_RECORDS FOR THE TASK:_
.....

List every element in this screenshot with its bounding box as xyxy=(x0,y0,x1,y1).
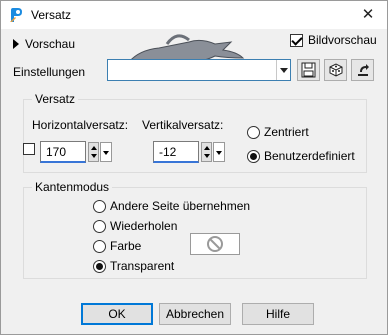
app-icon xyxy=(10,8,22,22)
dice-icon xyxy=(329,63,343,77)
image-preview-checkbox[interactable] xyxy=(290,34,303,47)
repeat-label: Wiederholen xyxy=(110,219,178,233)
repeat-radio[interactable] xyxy=(93,220,106,233)
color-radio[interactable] xyxy=(93,240,106,253)
horizontal-offset-input[interactable]: 170 xyxy=(40,141,86,163)
save-icon xyxy=(301,62,316,78)
transparent-radio[interactable] xyxy=(93,260,106,273)
horizontal-offset-dropdown[interactable] xyxy=(100,142,112,162)
randomize-button[interactable] xyxy=(324,59,347,81)
expand-triangle-icon xyxy=(13,39,19,49)
save-preset-button[interactable] xyxy=(297,59,320,81)
vertical-offset-label: Vertikalversatz: xyxy=(142,118,224,132)
link-offsets-checkbox[interactable] xyxy=(23,143,35,155)
settings-row: Einstellungen xyxy=(1,57,387,83)
wrap-radio[interactable] xyxy=(93,200,106,213)
image-preview-label: Bildvorschau xyxy=(308,33,377,47)
settings-combo[interactable] xyxy=(107,59,291,81)
ok-button[interactable]: OK xyxy=(81,303,153,325)
vertical-offset-input[interactable]: -12 xyxy=(153,141,199,163)
horizontal-offset-label: Horizontalversatz: xyxy=(32,118,129,132)
wrap-label: Andere Seite übernehmen xyxy=(110,199,251,213)
centered-label: Zentriert xyxy=(264,125,309,139)
settings-label: Einstellungen xyxy=(13,65,86,79)
preview-label: Vorschau xyxy=(25,37,76,51)
vertical-offset-spinner[interactable] xyxy=(201,142,212,162)
custom-label: Benutzerdefiniert xyxy=(264,149,355,163)
window-title: Versatz xyxy=(31,8,72,22)
edge-color-swatch[interactable] xyxy=(190,233,240,255)
reset-icon xyxy=(358,64,369,76)
color-label: Farbe xyxy=(110,239,142,253)
close-button[interactable]: ✕ xyxy=(357,5,379,25)
chevron-down-icon[interactable] xyxy=(276,60,290,80)
vertical-offset-dropdown[interactable] xyxy=(213,142,225,162)
horizontal-offset-spinner[interactable] xyxy=(88,142,99,162)
help-button[interactable]: Hilfe xyxy=(242,303,314,325)
centered-radio[interactable] xyxy=(247,126,260,139)
offset-group-title: Versatz xyxy=(32,92,79,106)
title-bar: Versatz ✕ xyxy=(1,1,387,29)
cancel-button[interactable]: Abbrechen xyxy=(159,303,231,325)
no-color-icon xyxy=(207,236,223,252)
versatz-dialog: Versatz ✕ Vorschau Bildvorschau Einstell… xyxy=(0,0,388,335)
custom-radio[interactable] xyxy=(247,150,260,163)
transparent-label: Transparent xyxy=(110,259,175,273)
offset-group: Versatz Horizontalversatz: 170 Vertikalv… xyxy=(23,92,367,173)
edge-mode-group-title: Kantenmodus xyxy=(32,180,113,194)
reset-button[interactable] xyxy=(351,59,374,81)
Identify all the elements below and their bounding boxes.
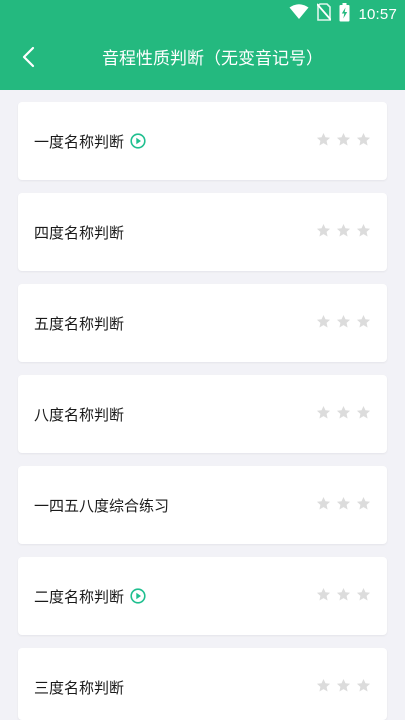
star-icon — [316, 223, 331, 242]
star-icon — [336, 587, 351, 606]
list-item-left: 三度名称判断 — [34, 648, 124, 720]
list-item-label: 八度名称判断 — [34, 405, 125, 424]
star-icon — [356, 496, 371, 515]
list-item[interactable]: 五度名称判断 — [18, 284, 387, 362]
exercise-list: 一度名称判断 四度名称判断 五度名称判断 八度名称判断 一四五八度综合练习 二度… — [0, 90, 405, 720]
list-item-left: 二度名称判断 — [34, 557, 146, 635]
star-icon — [316, 314, 331, 333]
list-item-label: 三度名称判断 — [34, 678, 125, 697]
list-item-label: 四度名称判断 — [34, 223, 125, 242]
star-icon — [316, 587, 331, 606]
play-video-icon[interactable] — [130, 133, 146, 149]
list-item-left: 一度名称判断 — [34, 102, 146, 180]
star-icon — [316, 405, 331, 424]
chevron-left-icon — [21, 46, 35, 72]
star-rating — [316, 557, 371, 635]
star-icon — [336, 405, 351, 424]
star-icon — [356, 405, 371, 424]
status-icons: 10:57 — [289, 0, 397, 28]
list-item-left: 五度名称判断 — [34, 284, 124, 362]
play-video-icon[interactable] — [130, 588, 146, 604]
list-item[interactable]: 三度名称判断 — [18, 648, 387, 720]
star-icon — [336, 132, 351, 151]
star-rating — [316, 102, 371, 180]
star-icon — [356, 314, 371, 333]
star-icon — [336, 496, 351, 515]
no-sim-icon — [316, 3, 333, 25]
star-icon — [316, 678, 331, 697]
wifi-icon — [289, 4, 309, 24]
battery-charging-icon — [339, 2, 350, 26]
star-icon — [356, 223, 371, 242]
star-rating — [316, 193, 371, 271]
star-rating — [316, 466, 371, 544]
back-button[interactable] — [8, 39, 48, 79]
list-item[interactable]: 一度名称判断 — [18, 102, 387, 180]
list-item[interactable]: 二度名称判断 — [18, 557, 387, 635]
list-item-left: 八度名称判断 — [34, 375, 124, 453]
list-item[interactable]: 八度名称判断 — [18, 375, 387, 453]
app-bar: 音程性质判断（无变音记号） — [0, 28, 405, 90]
list-item-label: 一四五八度综合练习 — [34, 496, 170, 515]
star-rating — [316, 648, 371, 720]
star-icon — [356, 678, 371, 697]
star-rating — [316, 284, 371, 362]
list-item-label: 一度名称判断 — [34, 132, 125, 151]
page-title: 音程性质判断（无变音记号） — [102, 49, 323, 69]
list-item-label: 二度名称判断 — [34, 587, 125, 606]
star-icon — [316, 132, 331, 151]
star-icon — [316, 496, 331, 515]
list-item-left: 四度名称判断 — [34, 193, 124, 271]
list-item-left: 一四五八度综合练习 — [34, 466, 169, 544]
star-icon — [356, 132, 371, 151]
star-rating — [316, 375, 371, 453]
list-item-label: 五度名称判断 — [34, 314, 125, 333]
star-icon — [336, 223, 351, 242]
star-icon — [356, 587, 371, 606]
status-time: 10:57 — [358, 5, 397, 23]
list-item[interactable]: 四度名称判断 — [18, 193, 387, 271]
star-icon — [336, 314, 351, 333]
list-item[interactable]: 一四五八度综合练习 — [18, 466, 387, 544]
status-bar: 10:57 — [0, 0, 405, 28]
star-icon — [336, 678, 351, 697]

.....

_WHAT IS NEEDED:_ Format every line of the rows above as a numbered list, leaving out blank lines and the pictures.

_PROBLEM SOLUTION:_
1. List every element in this screenshot with its bounding box as xyxy=(x0,y0,x1,y1).
2. app-icon xyxy=(10,8,22,22)
3. dice-icon xyxy=(329,63,343,77)
4. image-preview-checkbox[interactable] xyxy=(290,34,303,47)
5. repeat-label: Wiederholen xyxy=(110,219,178,233)
6. repeat-radio[interactable] xyxy=(93,220,106,233)
7. color-radio[interactable] xyxy=(93,240,106,253)
8. horizontal-offset-input[interactable]: 170 xyxy=(40,141,86,163)
9. save-icon xyxy=(301,62,316,78)
10. transparent-radio[interactable] xyxy=(93,260,106,273)
11. horizontal-offset-dropdown[interactable] xyxy=(100,142,112,162)
12. randomize-button[interactable] xyxy=(324,59,347,81)
13. expand-triangle-icon xyxy=(13,39,19,49)
14. save-preset-button[interactable] xyxy=(297,59,320,81)
15. vertical-offset-label: Vertikalversatz: xyxy=(142,118,224,132)
16. link-offsets-checkbox[interactable] xyxy=(23,143,35,155)
17. settings-row: Einstellungen xyxy=(1,57,387,83)
18. wrap-radio[interactable] xyxy=(93,200,106,213)
19. image-preview-label: Bildvorschau xyxy=(308,33,377,47)
20. settings-combo[interactable] xyxy=(107,59,291,81)
21. ok-button[interactable]: OK xyxy=(81,303,153,325)
22. vertical-offset-input[interactable]: -12 xyxy=(153,141,199,163)
23. horizontal-offset-label: Horizontalversatz: xyxy=(32,118,129,132)
24. wrap-label: Andere Seite übernehmen xyxy=(110,199,251,213)
25. centered-label: Zentriert xyxy=(264,125,309,139)
26. settings-label: Einstellungen xyxy=(13,65,86,79)
27. preview-label: Vorschau xyxy=(25,37,76,51)
28. vertical-offset-spinner[interactable] xyxy=(201,142,212,162)
29. custom-label: Benutzerdefiniert xyxy=(264,149,355,163)
30. window-title: Versatz xyxy=(31,8,72,22)
31. edge-color-swatch[interactable] xyxy=(190,233,240,255)
32. reset-icon xyxy=(358,64,369,76)
33. color-label: Farbe xyxy=(110,239,142,253)
34. close-button[interactable]: ✕ xyxy=(357,5,379,25)
35. chevron-down-icon[interactable] xyxy=(276,60,290,80)
36. vertical-offset-dropdown[interactable] xyxy=(213,142,225,162)
37. horizontal-offset-spinner[interactable] xyxy=(88,142,99,162)
38. help-button[interactable]: Hilfe xyxy=(242,303,314,325)
39. centered-radio[interactable] xyxy=(247,126,260,139)
40. offset-group-title: Versatz xyxy=(32,92,79,106)
41. title-bar: Versatz ✕ xyxy=(1,1,387,29)
42. cancel-button[interactable]: Abbrechen xyxy=(159,303,231,325)
43. no-color-icon xyxy=(207,236,223,252)
44. versatz-dialog: Versatz ✕ Vorschau Bildvorschau Einstell… xyxy=(0,0,388,335)
45. custom-radio[interactable] xyxy=(247,150,260,163)
46. transparent-label: Transparent xyxy=(110,259,175,273)
47. offset-group: Versatz Horizontalversatz: 170 Vertikalv… xyxy=(23,92,367,173)
48. edge-mode-group-title: Kantenmodus xyxy=(32,180,113,194)
49. reset-button[interactable] xyxy=(351,59,374,81)
50. Identify all the elements below and their bounding boxes.
51. star-icon — [316, 223, 331, 242]
52. star-icon — [336, 587, 351, 606]
53. list-item-left: 三度名称判断 — [34, 648, 124, 720]
54. list-item-label: 八度名称判断 — [34, 405, 125, 424]
55. star-icon — [356, 496, 371, 515]
56. list-item[interactable]: 五度名称判断 — [18, 284, 387, 362]
57. exercise-list: 一度名称判断 四度名称判断 五度名称判断 八度名称判断 一四五八度综合练习 二度… — [0, 90, 405, 720]
58. list-item-left: 二度名称判断 — [34, 557, 146, 635]
59. star-icon — [316, 314, 331, 333]
60. list-item-label: 三度名称判断 — [34, 678, 125, 697]
61. list-item-label: 四度名称判断 — [34, 223, 125, 242]
62. star-icon — [316, 587, 331, 606]
63. play-video-icon[interactable] — [130, 133, 146, 149]
64. list-item-left: 一度名称判断 — [34, 102, 146, 180]
65. star-icon — [316, 405, 331, 424]
66. chevron-left-icon — [21, 46, 35, 72]
67. star-rating — [316, 557, 371, 635]
68. star-icon — [336, 405, 351, 424]
69. star-icon — [356, 405, 371, 424]
70. status-icons: 10:57 — [289, 0, 397, 28]
71. list-item-left: 五度名称判断 — [34, 284, 124, 362]
72. play-video-icon[interactable] — [130, 588, 146, 604]
73. list-item[interactable]: 三度名称判断 — [18, 648, 387, 720]
74. star-icon — [336, 132, 351, 151]
75. star-rating — [316, 102, 371, 180]
76. star-icon — [356, 314, 371, 333]
77. star-icon — [336, 496, 351, 515]
78. no-sim-icon — [316, 3, 333, 25]
79. star-icon — [316, 678, 331, 697]
80. wifi-icon — [289, 4, 309, 24]
81. battery-charging-icon — [339, 2, 350, 26]
82. star-icon — [356, 223, 371, 242]
83. star-rating — [316, 193, 371, 271]
84. star-rating — [316, 466, 371, 544]
85. back-button[interactable] — [8, 39, 48, 79]
86. list-item[interactable]: 一度名称判断 — [18, 102, 387, 180]
87. list-item[interactable]: 二度名称判断 — [18, 557, 387, 635]
88. list-item-left: 八度名称判断 — [34, 375, 124, 453]
89. list-item[interactable]: 八度名称判断 — [18, 375, 387, 453]
90. app-bar: 音程性质判断（无变音记号） — [0, 28, 405, 90]
91. list-item-label: 一四五八度综合练习 — [34, 496, 170, 515]
92. star-rating — [316, 648, 371, 720]
93. star-icon — [356, 678, 371, 697]
94. star-rating — [316, 284, 371, 362]
95. list-item-label: 一度名称判断 — [34, 132, 125, 151]
96. page-title: 音程性质判断（无变音记号） — [102, 49, 323, 69]
97. list-item-label: 二度名称判断 — [34, 587, 125, 606]
98. star-icon — [316, 132, 331, 151]
99. star-icon — [316, 496, 331, 515]
100. list-item-left: 四度名称判断 — [34, 193, 124, 271]
101. list-item-left: 一四五八度综合练习 — [34, 466, 169, 544]
102. star-icon — [356, 132, 371, 151]
103. star-rating — [316, 375, 371, 453]
104. list-item-label: 五度名称判断 — [34, 314, 125, 333]
105. star-icon — [336, 223, 351, 242]
106. star-icon — [356, 587, 371, 606]
107. status-time: 10:57 — [358, 5, 397, 23]
108. list-item[interactable]: 四度名称判断 — [18, 193, 387, 271]
109. star-icon — [336, 314, 351, 333]
110. list-item[interactable]: 一四五八度综合练习 — [18, 466, 387, 544]
111. status-bar: 10:57 — [0, 0, 405, 28]
112. star-icon — [336, 678, 351, 697]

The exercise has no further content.